Given instruction: Quote every line as given.

Data lines:
= = = = = = =

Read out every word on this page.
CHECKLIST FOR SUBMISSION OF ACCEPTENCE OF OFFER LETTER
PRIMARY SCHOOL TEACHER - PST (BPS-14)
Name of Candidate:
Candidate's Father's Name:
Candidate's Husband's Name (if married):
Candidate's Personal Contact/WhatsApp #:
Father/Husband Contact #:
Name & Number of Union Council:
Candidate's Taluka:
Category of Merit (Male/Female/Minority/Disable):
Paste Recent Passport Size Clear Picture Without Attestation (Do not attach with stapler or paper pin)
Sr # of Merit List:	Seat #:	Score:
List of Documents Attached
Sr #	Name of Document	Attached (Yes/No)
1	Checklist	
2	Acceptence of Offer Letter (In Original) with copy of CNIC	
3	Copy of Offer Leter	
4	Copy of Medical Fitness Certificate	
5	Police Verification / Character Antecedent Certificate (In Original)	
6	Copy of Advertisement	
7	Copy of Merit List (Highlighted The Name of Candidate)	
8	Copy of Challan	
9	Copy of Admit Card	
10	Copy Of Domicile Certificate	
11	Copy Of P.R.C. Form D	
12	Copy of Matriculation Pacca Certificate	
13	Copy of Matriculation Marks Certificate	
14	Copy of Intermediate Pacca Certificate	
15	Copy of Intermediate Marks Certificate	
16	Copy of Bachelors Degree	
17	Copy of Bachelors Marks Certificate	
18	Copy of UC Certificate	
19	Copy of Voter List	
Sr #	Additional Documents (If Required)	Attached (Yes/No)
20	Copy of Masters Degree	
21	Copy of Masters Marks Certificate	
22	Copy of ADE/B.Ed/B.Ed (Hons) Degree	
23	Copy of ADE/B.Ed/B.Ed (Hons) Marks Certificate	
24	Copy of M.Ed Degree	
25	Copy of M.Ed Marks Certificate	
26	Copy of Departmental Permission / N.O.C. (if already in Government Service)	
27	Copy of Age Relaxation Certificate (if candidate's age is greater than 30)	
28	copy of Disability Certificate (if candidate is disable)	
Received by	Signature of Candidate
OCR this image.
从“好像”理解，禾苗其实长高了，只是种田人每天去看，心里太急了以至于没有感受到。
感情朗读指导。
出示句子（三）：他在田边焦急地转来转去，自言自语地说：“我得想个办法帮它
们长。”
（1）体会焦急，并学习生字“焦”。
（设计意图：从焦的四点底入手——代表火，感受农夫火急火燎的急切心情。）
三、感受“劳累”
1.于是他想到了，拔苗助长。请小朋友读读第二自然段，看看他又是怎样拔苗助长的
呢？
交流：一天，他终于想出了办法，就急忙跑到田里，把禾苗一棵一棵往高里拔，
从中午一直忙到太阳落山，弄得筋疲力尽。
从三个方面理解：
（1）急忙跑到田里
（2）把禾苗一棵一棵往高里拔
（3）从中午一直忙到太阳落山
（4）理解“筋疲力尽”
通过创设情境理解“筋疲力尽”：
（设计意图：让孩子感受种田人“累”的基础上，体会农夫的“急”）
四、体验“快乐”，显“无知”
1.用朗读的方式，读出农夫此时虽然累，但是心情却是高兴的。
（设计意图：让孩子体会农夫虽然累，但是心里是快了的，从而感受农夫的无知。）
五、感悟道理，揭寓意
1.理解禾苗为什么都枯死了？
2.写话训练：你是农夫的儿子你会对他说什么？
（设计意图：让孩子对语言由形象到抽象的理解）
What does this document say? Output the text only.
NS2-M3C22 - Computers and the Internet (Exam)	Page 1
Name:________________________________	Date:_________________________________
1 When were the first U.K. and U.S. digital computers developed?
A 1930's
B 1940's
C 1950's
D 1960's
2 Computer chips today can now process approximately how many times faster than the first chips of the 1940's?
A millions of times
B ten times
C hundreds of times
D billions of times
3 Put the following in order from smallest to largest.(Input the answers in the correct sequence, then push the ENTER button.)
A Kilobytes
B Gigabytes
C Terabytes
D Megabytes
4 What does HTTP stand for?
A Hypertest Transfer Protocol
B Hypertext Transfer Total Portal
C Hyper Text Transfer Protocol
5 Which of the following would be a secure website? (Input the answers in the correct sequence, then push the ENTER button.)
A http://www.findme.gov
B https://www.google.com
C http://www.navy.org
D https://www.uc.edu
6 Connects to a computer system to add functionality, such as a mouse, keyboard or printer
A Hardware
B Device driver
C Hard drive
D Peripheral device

= = = = = = =

In response:
Read out every word on this page.
CHECKLIST FOR SUBMISSION OF ACCEPTENCE OF OFFER LETTER
PRIMARY SCHOOL TEACHER - PST (BPS-14)
Name of Candidate:
Candidate's Father's Name:
Candidate's Husband's Name (if married):
Candidate's Personal Contact/WhatsApp #:
Father/Husband Contact #:
Name & Number of Union Council:
Candidate's Taluka:
Category of Merit (Male/Female/Minority/Disable):
Paste Recent Passport Size Clear Picture Without Attestation (Do not attach with stapler or paper pin)
Sr # of Merit List:	Seat #:	Score:
List of Documents Attached
Sr #	Name of Document	Attached (Yes/No)
1	Checklist	
2	Acceptence of Offer Letter (In Original) with copy of CNIC	
3	Copy of Offer Leter	
4	Copy of Medical Fitness Certificate	
5	Police Verification / Character Antecedent Certificate (In Original)	
6	Copy of Advertisement	
7	Copy of Merit List (Highlighted The Name of Candidate)	
8	Copy of Challan	
9	Copy of Admit Card	
10	Copy Of Domicile Certificate	
11	Copy Of P.R.C. Form D	
12	Copy of Matriculation Pacca Certificate	
13	Copy of Matriculation Marks Certificate	
14	Copy of Intermediate Pacca Certificate	
15	Copy of Intermediate Marks Certificate	
16	Copy of Bachelors Degree	
17	Copy of Bachelors Marks Certificate	
18	Copy of UC Certificate	
19	Copy of Voter List	
Sr #	Additional Documents (If Required)	Attached (Yes/No)
20	Copy of Masters Degree	
21	Copy of Masters Marks Certificate	
22	Copy of ADE/B.Ed/B.Ed (Hons) Degree	
23	Copy of ADE/B.Ed/B.Ed (Hons) Marks Certificate	
24	Copy of M.Ed Degree	
25	Copy of M.Ed Marks Certificate	
26	Copy of Departmental Permission / N.O.C. (if already in Government Service)	
27	Copy of Age Relaxation Certificate (if candidate's age is greater than 30)	
28	copy of Disability Certificate (if candidate is disable)	
Received by	Signature of Candidate
OCR this image.
从“好像”理解，禾苗其实长高了，只是种田人每天去看，心里太急了以至于没有感受到。
感情朗读指导。
出示句子（三）：他在田边焦急地转来转去，自言自语地说：“我得想个办法帮它
们长。”
（1）体会焦急，并学习生字“焦”。
（设计意图：从焦的四点底入手——代表火，感受农夫火急火燎的急切心情。）
三、感受“劳累”
1.于是他想到了，拔苗助长。请小朋友读读第二自然段，看看他又是怎样拔苗助长的
呢？
交流：一天，他终于想出了办法，就急忙跑到田里，把禾苗一棵一棵往高里拔，
从中午一直忙到太阳落山，弄得筋疲力尽。
从三个方面理解：
（1）急忙跑到田里
（2）把禾苗一棵一棵往高里拔
（3）从中午一直忙到太阳落山
（4）理解“筋疲力尽”
通过创设情境理解“筋疲力尽”：
（设计意图：让孩子感受种田人“累”的基础上，体会农夫的“急”）
四、体验“快乐”，显“无知”
1.用朗读的方式，读出农夫此时虽然累，但是心情却是高兴的。
（设计意图：让孩子体会农夫虽然累，但是心里是快了的，从而感受农夫的无知。）
五、感悟道理，揭寓意
1.理解禾苗为什么都枯死了？
2.写话训练：你是农夫的儿子你会对他说什么？
（设计意图：让孩子对语言由形象到抽象的理解）
What does this document say? Output the text only.
NS2-M3C22 - Computers and the Internet (Exam)	Page 1
Name:________________________________	Date:_________________________________
1 When were the first U.K. and U.S. digital computers developed?
A 1930's
B 1940's
C 1950's
D 1960's
2 Computer chips today can now process approximately how many times faster than the first chips of the 1940's?
A millions of times
B ten times
C hundreds of times
D billions of times
3 Put the following in order from smallest to largest.(Input the answers in the correct sequence, then push the ENTER button.)
A Kilobytes
B Gigabytes
C Terabytes
D Megabytes
4 What does HTTP stand for?
A Hypertest Transfer Protocol
B Hypertext Transfer Total Portal
C Hyper Text Transfer Protocol
5 Which of the following would be a secure website? (Input the answers in the correct sequence, then push the ENTER button.)
A http://www.findme.gov
B https://www.google.com
C http://www.navy.org
D https://www.uc.edu
6 Connects to a computer system to add functionality, such as a mouse, keyboard or printer
A Hardware
B Device driver
C Hard drive
D Peripheral device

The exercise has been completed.